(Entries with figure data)
○ ○ ○ ○ ○ ○ ○

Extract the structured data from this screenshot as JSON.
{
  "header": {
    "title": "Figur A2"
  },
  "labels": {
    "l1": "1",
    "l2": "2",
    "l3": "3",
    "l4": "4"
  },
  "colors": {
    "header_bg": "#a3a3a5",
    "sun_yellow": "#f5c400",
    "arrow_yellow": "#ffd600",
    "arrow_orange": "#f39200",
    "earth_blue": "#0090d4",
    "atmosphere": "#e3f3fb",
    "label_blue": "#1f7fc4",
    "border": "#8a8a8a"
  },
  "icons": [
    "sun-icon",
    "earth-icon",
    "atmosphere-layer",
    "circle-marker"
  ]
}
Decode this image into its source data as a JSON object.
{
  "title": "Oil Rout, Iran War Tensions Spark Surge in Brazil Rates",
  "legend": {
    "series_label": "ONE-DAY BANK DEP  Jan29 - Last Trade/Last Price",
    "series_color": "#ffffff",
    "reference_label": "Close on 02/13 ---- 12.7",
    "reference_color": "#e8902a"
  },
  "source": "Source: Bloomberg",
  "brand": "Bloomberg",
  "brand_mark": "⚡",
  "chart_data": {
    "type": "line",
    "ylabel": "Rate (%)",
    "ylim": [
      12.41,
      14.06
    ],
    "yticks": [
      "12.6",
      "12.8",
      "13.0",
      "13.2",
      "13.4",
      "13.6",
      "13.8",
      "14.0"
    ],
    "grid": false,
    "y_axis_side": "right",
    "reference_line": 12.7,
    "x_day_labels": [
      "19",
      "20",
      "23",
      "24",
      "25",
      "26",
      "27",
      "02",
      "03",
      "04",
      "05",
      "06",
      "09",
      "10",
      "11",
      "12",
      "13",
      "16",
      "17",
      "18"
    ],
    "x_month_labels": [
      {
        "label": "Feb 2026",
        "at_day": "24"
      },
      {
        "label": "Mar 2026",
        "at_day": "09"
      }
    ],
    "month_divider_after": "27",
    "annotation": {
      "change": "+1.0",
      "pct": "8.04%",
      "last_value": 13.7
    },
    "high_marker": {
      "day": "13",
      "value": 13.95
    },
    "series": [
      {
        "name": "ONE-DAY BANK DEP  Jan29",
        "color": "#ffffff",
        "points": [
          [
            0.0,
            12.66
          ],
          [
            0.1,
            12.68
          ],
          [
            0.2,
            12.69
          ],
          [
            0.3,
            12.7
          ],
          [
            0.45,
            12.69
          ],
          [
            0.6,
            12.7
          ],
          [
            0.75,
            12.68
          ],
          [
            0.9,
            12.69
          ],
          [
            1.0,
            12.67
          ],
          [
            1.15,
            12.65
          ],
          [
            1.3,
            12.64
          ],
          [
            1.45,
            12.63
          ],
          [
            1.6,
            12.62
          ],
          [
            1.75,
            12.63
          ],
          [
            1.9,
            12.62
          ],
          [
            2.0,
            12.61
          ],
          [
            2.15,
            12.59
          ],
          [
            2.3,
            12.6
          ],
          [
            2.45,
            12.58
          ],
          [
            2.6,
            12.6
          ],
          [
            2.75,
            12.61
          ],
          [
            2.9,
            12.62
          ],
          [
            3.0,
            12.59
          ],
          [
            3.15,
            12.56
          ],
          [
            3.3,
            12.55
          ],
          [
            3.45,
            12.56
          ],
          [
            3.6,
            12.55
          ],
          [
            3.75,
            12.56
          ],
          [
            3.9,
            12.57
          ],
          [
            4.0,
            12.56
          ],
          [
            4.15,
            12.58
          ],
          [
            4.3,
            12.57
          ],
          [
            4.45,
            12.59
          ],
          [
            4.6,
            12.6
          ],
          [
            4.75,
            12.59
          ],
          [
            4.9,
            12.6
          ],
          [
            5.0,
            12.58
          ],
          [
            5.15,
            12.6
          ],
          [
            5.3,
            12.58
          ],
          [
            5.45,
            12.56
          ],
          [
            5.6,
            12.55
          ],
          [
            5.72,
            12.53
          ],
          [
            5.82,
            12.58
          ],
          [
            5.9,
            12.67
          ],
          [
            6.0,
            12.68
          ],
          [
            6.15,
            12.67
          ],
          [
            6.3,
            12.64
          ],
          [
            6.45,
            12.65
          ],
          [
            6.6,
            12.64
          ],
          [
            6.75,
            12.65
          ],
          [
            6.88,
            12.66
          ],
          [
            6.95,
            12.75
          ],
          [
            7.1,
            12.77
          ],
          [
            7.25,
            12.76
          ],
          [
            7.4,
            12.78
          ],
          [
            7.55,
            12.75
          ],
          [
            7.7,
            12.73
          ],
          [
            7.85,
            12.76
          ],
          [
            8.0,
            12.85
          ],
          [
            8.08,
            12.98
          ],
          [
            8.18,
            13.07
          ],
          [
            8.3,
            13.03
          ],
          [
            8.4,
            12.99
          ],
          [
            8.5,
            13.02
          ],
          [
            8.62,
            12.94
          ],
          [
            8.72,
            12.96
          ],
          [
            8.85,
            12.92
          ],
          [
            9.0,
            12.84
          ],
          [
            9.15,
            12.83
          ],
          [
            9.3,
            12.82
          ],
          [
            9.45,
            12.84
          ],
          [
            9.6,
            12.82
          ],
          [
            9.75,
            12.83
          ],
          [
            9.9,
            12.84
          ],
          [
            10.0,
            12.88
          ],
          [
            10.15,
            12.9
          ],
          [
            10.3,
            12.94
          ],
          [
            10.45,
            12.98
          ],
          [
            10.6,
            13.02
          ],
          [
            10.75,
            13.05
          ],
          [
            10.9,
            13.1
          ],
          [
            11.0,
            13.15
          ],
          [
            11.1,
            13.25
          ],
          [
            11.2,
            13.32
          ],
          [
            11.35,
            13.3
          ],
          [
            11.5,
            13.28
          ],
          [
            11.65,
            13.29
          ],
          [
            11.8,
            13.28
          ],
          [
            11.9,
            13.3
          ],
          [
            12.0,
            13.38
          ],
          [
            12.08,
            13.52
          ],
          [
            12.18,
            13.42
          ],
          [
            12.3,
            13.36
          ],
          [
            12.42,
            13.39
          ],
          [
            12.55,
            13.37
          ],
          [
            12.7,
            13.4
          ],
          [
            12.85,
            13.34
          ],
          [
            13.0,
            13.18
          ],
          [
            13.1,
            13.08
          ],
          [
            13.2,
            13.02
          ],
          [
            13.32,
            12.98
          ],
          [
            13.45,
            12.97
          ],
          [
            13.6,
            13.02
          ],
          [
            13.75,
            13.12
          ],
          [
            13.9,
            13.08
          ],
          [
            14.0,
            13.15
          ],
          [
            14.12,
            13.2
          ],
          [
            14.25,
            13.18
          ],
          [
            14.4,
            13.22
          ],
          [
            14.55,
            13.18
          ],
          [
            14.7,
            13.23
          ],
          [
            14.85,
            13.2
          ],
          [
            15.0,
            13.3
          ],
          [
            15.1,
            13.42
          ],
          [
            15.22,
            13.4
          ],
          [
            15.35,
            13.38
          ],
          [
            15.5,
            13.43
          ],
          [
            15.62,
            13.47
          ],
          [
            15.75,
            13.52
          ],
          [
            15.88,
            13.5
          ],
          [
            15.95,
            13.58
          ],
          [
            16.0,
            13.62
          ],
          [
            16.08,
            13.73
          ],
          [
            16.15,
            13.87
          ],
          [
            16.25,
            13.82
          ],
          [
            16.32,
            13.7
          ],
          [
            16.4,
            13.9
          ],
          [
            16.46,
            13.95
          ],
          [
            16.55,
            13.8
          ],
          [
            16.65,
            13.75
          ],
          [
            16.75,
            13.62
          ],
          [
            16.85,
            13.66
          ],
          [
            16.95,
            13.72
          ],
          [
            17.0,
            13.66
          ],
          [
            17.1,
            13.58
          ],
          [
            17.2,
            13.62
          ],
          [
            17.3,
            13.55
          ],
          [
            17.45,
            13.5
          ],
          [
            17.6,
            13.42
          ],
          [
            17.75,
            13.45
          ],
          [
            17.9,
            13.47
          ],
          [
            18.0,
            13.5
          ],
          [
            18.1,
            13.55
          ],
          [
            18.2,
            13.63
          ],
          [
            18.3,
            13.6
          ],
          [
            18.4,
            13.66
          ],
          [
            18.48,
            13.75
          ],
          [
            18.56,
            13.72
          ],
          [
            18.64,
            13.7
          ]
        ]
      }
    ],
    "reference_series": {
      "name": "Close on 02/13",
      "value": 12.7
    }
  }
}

○ ○ ○ ○ ○ ○ ○

# WHAT IS BEING ASKED:
Wherever a line in the data above holds "name", copy that line.

# RESULT FOR THIS EXERCISE:
        "name": "ONE-DAY BANK DEP  Jan29",
      "name": "Close on 02/13",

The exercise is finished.